Directions
Reproduce the records below in full and without edits, omitting images.

Recorded information

----------

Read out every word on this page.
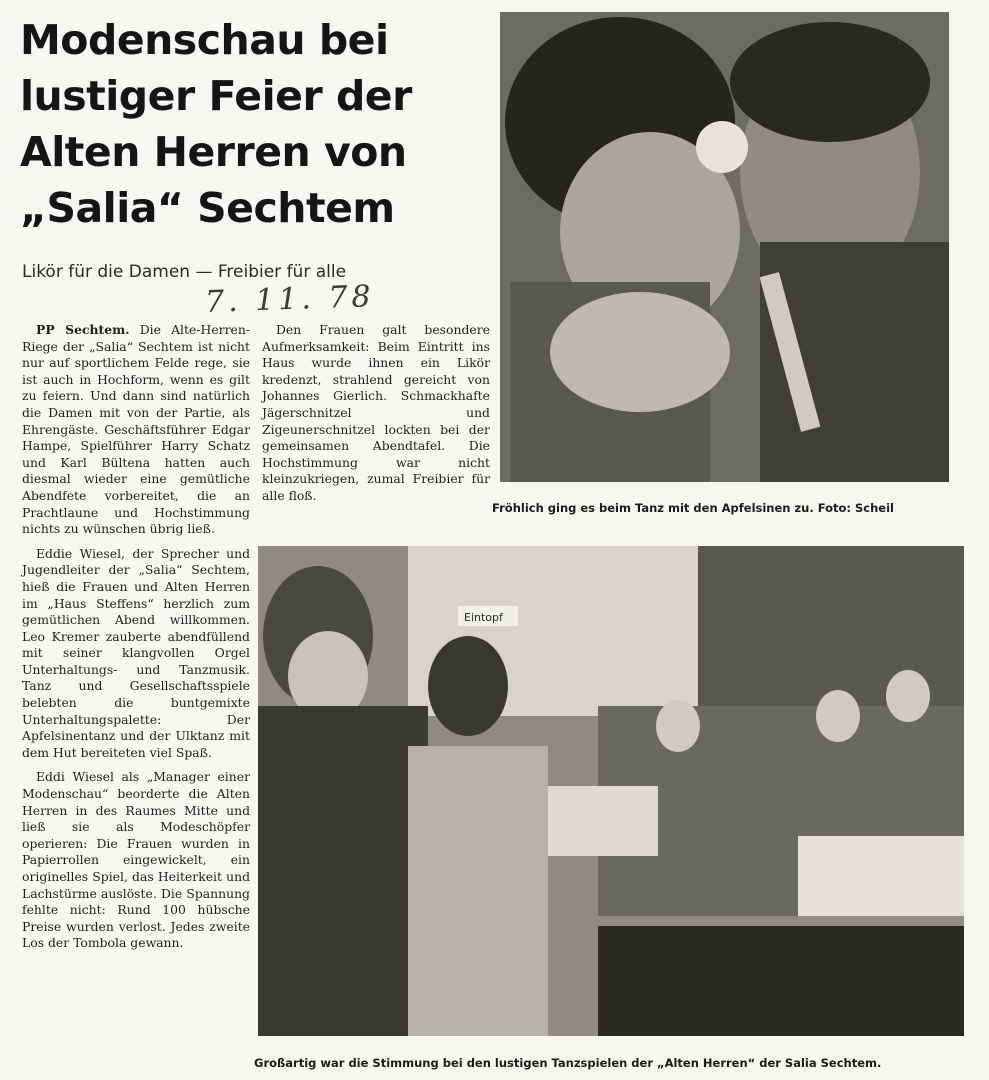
Modenschau bei
lustiger Feier der
Alten Herren von
„Salia“ Sechtem
Likör für die Damen — Freibier für alle
7. 11. 78

PP Sechtem. Die Alte-Herren-Riege der „Salia“ Sechtem ist nicht nur auf sportlichem Felde rege, sie ist auch in Hochform, wenn es gilt zu feiern. Und dann sind natürlich die Damen mit von der Partie, als Ehrengäste. Geschäftsführer Edgar Hampe, Spielführer Harry Schatz und Karl Bültena hatten auch diesmal wieder eine gemütliche Abendfete vorbereitet, die an Prachtlaune und Hochstimmung nichts zu wünschen übrig ließ.

Eddie Wiesel, der Sprecher und Jugendleiter der „Salia“ Sechtem, hieß die Frauen und Alten Herren im „Haus Steffens“ herzlich zum gemütlichen Abend willkommen. Leo Kremer zauberte abendfüllend mit seiner klangvollen Orgel Unterhaltungs- und Tanzmusik. Tanz und Gesellschaftsspiele belebten die buntgemixte Unterhaltungspalette: Der Apfelsinentanz und der Ulktanz mit dem Hut bereiteten viel Spaß.

Eddi Wiesel als „Manager einer Modenschau“ beorderte die Alten Herren in des Raumes Mitte und ließ sie als Modeschöpfer operieren: Die Frauen wurden in Papierrollen eingewickelt, ein originelles Spiel, das Heiterkeit und Lachstürme auslöste. Die Spannung fehlte nicht: Rund 100 hübsche Preise wurden verlost. Jedes zweite Los der Tombola gewann.

Den Frauen galt besondere Aufmerksamkeit: Beim Eintritt ins Haus wurde ihnen ein Likör kredenzt, strahlend gereicht von Johannes Gierlich. Schmackhafte Jägerschnitzel und Zigeunerschnitzel lockten bei der gemeinsamen Abendtafel. Die Hochstimmung war nicht kleinzukriegen, zumal Freibier für alle floß.

Fröhlich ging es beim Tanz mit den Apfelsinen zu. Foto: Scheil
Eintopf
Großartig war die Stimmung bei den lustigen Tanzspielen der „Alten Herren“ der Salia Sechtem.
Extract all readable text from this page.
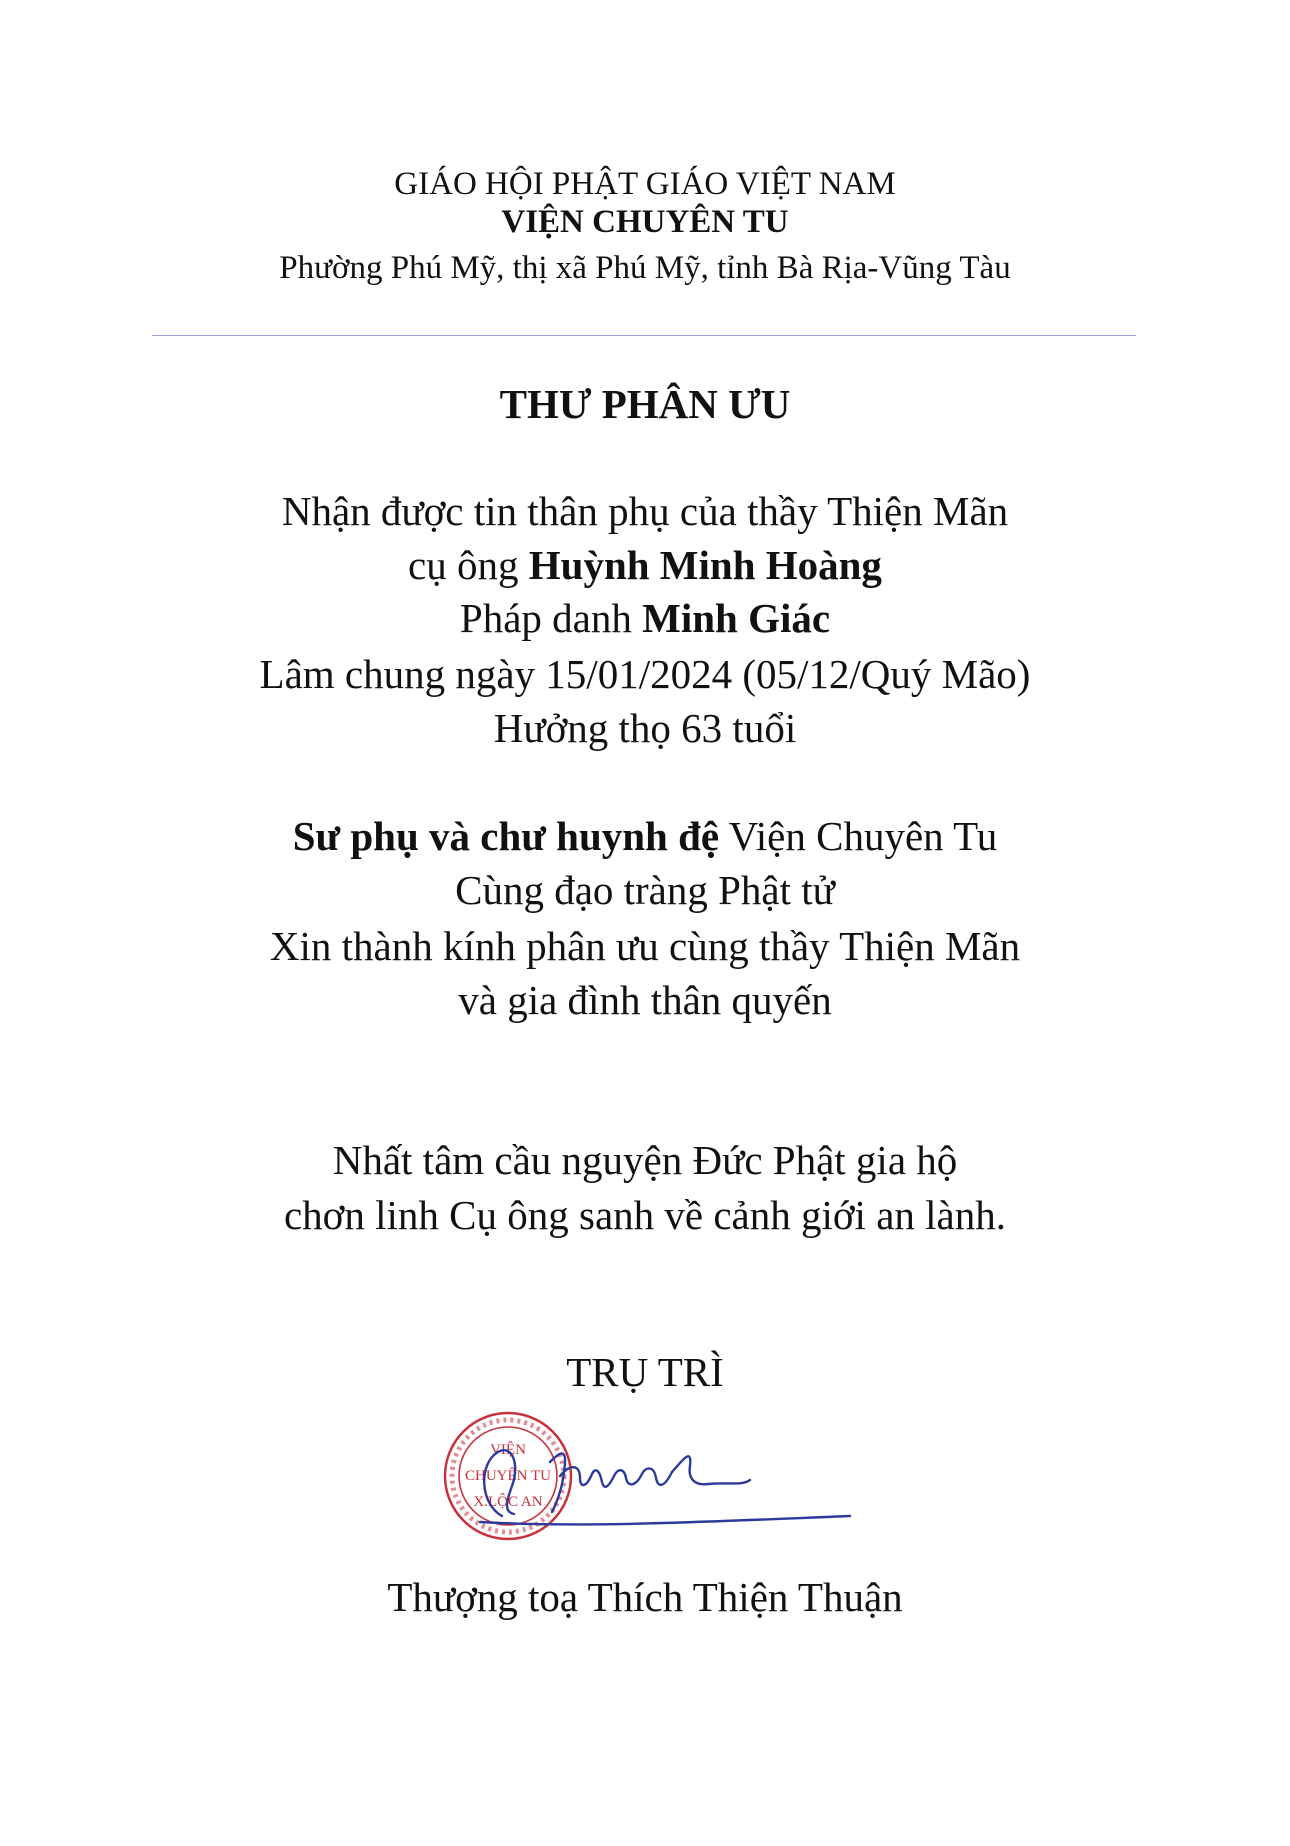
GIÁO HỘI PHẬT GIÁO VIỆT NAM
VIỆN CHUYÊN TU
Phường Phú Mỹ, thị xã Phú Mỹ, tỉnh Bà Rịa-Vũng Tàu
THƯ PHÂN ƯU
Nhận được tin thân phụ của thầy Thiện Mãn
cụ ông Huỳnh Minh Hoàng
Pháp danh Minh Giác
Lâm chung ngày 15/01/2024 (05/12/Quý Mão)
Hưởng thọ 63 tuổi
Sư phụ và chư huynh đệ Viện Chuyên Tu
Cùng đạo tràng Phật tử
Xin thành kính phân ưu cùng thầy Thiện Mãn
và gia đình thân quyến
Nhất tâm cầu nguyện Đức Phật gia hộ
chơn linh Cụ ông sanh về cảnh giới an lành.
TRỤ TRÌ
VIỆN
CHUYÊN TU
X.LỘC AN
Thượng toạ Thích Thiện Thuận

----------

Result of this task
Read out every word on this page.
Modenschau bei
lustiger Feier der
Alten Herren von
„Salia“ Sechtem
Likör für die Damen — Freibier für alle
7. 11. 78

PP Sechtem. Die Alte-Herren-Riege der „Salia“ Sechtem ist nicht nur auf sportlichem Felde rege, sie ist auch in Hochform, wenn es gilt zu feiern. Und dann sind natürlich die Damen mit von der Partie, als Ehrengäste. Geschäftsführer Edgar Hampe, Spielführer Harry Schatz und Karl Bültena hatten auch diesmal wieder eine gemütliche Abendfete vorbereitet, die an Prachtlaune und Hochstimmung nichts zu wünschen übrig ließ.

Eddie Wiesel, der Sprecher und Jugendleiter der „Salia“ Sechtem, hieß die Frauen und Alten Herren im „Haus Steffens“ herzlich zum gemütlichen Abend willkommen. Leo Kremer zauberte abendfüllend mit seiner klangvollen Orgel Unterhaltungs- und Tanzmusik. Tanz und Gesellschaftsspiele belebten die buntgemixte Unterhaltungspalette: Der Apfelsinentanz und der Ulktanz mit dem Hut bereiteten viel Spaß.

Eddi Wiesel als „Manager einer Modenschau“ beorderte die Alten Herren in des Raumes Mitte und ließ sie als Modeschöpfer operieren: Die Frauen wurden in Papierrollen eingewickelt, ein originelles Spiel, das Heiterkeit und Lachstürme auslöste. Die Spannung fehlte nicht: Rund 100 hübsche Preise wurden verlost. Jedes zweite Los der Tombola gewann.

Den Frauen galt besondere Aufmerksamkeit: Beim Eintritt ins Haus wurde ihnen ein Likör kredenzt, strahlend gereicht von Johannes Gierlich. Schmackhafte Jägerschnitzel und Zigeunerschnitzel lockten bei der gemeinsamen Abendtafel. Die Hochstimmung war nicht kleinzukriegen, zumal Freibier für alle floß.

Fröhlich ging es beim Tanz mit den Apfelsinen zu. Foto: Scheil
Eintopf
Großartig war die Stimmung bei den lustigen Tanzspielen der „Alten Herren“ der Salia Sechtem.
Extract all readable text from this page.
GIÁO HỘI PHẬT GIÁO VIỆT NAM
VIỆN CHUYÊN TU
Phường Phú Mỹ, thị xã Phú Mỹ, tỉnh Bà Rịa-Vũng Tàu
THƯ PHÂN ƯU
Nhận được tin thân phụ của thầy Thiện Mãn
cụ ông Huỳnh Minh Hoàng
Pháp danh Minh Giác
Lâm chung ngày 15/01/2024 (05/12/Quý Mão)
Hưởng thọ 63 tuổi
Sư phụ và chư huynh đệ Viện Chuyên Tu
Cùng đạo tràng Phật tử
Xin thành kính phân ưu cùng thầy Thiện Mãn
và gia đình thân quyến
Nhất tâm cầu nguyện Đức Phật gia hộ
chơn linh Cụ ông sanh về cảnh giới an lành.
TRỤ TRÌ
VIỆN
CHUYÊN TU
X.LỘC AN
Thượng toạ Thích Thiện Thuận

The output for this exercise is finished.